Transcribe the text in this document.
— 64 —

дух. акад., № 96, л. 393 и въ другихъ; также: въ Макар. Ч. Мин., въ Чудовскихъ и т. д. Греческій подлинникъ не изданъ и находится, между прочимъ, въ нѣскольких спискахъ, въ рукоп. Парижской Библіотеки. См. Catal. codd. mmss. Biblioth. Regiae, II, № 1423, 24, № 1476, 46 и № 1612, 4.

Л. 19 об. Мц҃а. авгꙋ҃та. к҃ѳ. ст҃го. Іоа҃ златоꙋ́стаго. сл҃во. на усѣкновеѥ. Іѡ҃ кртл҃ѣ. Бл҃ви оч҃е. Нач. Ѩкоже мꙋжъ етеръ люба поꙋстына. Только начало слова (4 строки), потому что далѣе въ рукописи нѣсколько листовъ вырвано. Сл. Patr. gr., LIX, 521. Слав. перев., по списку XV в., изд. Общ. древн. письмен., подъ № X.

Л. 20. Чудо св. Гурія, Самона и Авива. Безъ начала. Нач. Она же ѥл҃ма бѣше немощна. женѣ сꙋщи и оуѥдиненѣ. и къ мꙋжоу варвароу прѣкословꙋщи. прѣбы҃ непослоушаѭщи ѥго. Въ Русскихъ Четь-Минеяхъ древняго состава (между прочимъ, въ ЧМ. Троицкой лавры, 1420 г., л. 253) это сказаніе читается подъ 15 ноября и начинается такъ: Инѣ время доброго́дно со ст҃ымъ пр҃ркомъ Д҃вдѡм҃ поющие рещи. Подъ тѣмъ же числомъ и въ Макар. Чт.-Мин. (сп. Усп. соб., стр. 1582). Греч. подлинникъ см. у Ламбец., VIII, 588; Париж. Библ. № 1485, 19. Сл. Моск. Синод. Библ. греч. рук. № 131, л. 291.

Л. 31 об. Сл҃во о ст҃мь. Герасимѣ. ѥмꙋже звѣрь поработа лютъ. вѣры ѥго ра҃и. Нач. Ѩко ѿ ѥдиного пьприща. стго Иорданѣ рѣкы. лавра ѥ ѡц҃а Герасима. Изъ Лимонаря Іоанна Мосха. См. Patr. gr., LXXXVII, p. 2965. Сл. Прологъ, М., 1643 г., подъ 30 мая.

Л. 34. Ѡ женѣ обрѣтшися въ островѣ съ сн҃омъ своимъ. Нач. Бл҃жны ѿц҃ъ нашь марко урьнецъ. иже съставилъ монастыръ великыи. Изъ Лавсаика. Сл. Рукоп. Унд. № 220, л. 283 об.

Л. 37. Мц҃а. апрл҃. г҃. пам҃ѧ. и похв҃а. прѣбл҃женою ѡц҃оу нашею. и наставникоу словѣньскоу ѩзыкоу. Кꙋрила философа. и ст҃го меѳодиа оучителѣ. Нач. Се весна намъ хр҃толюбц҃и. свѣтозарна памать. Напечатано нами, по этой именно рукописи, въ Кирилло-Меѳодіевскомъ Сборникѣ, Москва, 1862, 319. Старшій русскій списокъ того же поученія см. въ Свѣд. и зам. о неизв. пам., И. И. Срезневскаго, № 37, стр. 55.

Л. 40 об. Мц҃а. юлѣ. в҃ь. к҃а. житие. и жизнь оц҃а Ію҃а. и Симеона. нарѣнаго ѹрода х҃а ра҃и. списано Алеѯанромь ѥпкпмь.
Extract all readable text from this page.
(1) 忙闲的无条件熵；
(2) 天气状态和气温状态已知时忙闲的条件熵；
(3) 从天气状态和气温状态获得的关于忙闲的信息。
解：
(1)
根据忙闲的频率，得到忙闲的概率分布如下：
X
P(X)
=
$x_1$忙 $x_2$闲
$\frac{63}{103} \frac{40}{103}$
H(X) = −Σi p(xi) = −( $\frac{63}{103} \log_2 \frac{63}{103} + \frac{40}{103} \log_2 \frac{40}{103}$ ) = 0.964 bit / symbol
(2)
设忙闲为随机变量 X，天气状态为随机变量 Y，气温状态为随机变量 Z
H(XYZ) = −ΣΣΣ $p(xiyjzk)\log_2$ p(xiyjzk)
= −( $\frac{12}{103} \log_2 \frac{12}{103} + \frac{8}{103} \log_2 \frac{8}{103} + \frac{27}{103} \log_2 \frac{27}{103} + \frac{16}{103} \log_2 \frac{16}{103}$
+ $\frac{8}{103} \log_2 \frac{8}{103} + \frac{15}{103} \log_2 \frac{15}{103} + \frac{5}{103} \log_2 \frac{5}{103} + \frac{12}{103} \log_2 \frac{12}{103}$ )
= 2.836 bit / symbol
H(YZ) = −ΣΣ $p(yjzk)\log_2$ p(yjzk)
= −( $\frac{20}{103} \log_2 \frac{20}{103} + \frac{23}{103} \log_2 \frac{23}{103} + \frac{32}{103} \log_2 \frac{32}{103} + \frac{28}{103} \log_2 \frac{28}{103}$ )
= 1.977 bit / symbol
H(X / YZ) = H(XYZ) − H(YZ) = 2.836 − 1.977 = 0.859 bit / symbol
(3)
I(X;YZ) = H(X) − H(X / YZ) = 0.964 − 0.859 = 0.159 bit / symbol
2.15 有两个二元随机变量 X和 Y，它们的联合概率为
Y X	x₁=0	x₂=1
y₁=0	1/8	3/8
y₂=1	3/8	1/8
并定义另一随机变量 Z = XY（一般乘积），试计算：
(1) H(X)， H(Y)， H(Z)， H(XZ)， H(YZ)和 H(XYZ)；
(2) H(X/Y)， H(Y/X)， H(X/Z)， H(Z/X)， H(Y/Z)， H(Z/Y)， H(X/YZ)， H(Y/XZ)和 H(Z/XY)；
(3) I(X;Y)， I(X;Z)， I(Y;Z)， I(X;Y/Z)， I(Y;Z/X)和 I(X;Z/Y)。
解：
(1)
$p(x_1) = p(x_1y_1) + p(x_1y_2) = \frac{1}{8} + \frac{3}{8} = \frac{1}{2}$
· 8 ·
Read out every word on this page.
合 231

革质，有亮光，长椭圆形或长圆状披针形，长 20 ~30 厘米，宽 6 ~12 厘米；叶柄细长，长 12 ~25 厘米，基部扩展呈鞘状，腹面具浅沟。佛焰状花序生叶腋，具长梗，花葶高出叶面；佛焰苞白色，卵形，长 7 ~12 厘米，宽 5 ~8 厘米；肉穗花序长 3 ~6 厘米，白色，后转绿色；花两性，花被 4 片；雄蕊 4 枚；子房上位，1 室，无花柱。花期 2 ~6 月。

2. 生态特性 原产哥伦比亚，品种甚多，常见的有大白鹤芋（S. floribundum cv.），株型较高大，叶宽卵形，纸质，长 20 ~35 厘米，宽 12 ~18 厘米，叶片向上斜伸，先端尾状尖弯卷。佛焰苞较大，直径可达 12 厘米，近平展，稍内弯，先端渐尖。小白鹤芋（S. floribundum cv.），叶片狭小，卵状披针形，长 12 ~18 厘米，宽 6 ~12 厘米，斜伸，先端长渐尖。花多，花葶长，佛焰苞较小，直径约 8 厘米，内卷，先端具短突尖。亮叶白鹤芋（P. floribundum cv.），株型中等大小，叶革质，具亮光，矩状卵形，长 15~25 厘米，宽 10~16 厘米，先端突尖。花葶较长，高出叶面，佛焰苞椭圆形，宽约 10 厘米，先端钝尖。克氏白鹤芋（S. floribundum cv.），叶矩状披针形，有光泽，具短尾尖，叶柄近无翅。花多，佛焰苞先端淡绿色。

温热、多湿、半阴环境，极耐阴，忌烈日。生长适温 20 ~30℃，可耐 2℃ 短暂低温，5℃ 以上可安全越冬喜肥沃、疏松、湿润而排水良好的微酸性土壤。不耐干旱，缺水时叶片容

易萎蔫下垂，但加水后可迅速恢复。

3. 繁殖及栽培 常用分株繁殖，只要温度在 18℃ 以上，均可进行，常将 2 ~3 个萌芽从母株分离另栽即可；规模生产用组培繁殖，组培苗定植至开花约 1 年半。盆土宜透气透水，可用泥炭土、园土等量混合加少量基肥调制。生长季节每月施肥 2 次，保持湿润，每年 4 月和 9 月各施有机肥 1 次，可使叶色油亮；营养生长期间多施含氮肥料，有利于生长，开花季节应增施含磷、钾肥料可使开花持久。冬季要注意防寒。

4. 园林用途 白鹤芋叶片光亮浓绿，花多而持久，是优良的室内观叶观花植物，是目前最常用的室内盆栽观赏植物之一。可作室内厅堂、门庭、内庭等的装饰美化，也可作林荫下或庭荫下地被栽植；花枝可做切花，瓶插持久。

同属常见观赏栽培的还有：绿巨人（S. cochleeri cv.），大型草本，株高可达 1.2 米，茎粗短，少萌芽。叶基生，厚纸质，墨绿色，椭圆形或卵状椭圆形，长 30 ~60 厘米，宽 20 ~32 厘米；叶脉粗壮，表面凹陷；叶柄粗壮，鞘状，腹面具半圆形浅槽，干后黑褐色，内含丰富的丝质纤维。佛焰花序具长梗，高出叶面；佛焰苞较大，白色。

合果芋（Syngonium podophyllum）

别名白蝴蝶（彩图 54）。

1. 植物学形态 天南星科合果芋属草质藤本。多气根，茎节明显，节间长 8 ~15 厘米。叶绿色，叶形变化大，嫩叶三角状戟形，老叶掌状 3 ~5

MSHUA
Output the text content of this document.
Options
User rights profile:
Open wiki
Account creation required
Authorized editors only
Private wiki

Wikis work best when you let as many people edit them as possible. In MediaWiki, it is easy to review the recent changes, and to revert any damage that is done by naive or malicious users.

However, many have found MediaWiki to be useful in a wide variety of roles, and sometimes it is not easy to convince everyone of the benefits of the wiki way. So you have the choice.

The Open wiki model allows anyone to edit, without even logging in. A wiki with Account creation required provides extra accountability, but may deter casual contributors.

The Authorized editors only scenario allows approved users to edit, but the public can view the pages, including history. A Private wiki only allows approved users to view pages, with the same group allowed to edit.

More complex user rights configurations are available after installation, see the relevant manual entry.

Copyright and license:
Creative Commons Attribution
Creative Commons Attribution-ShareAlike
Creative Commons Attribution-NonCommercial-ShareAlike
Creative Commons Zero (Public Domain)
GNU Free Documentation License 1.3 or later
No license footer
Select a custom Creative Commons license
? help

┄┄┄┄┄┄

**TASK INSTRUCTIONS**
Each line in the material either holds the string "creation" or does not. State how many do, and nothing else.

**RESULT BELOW**
2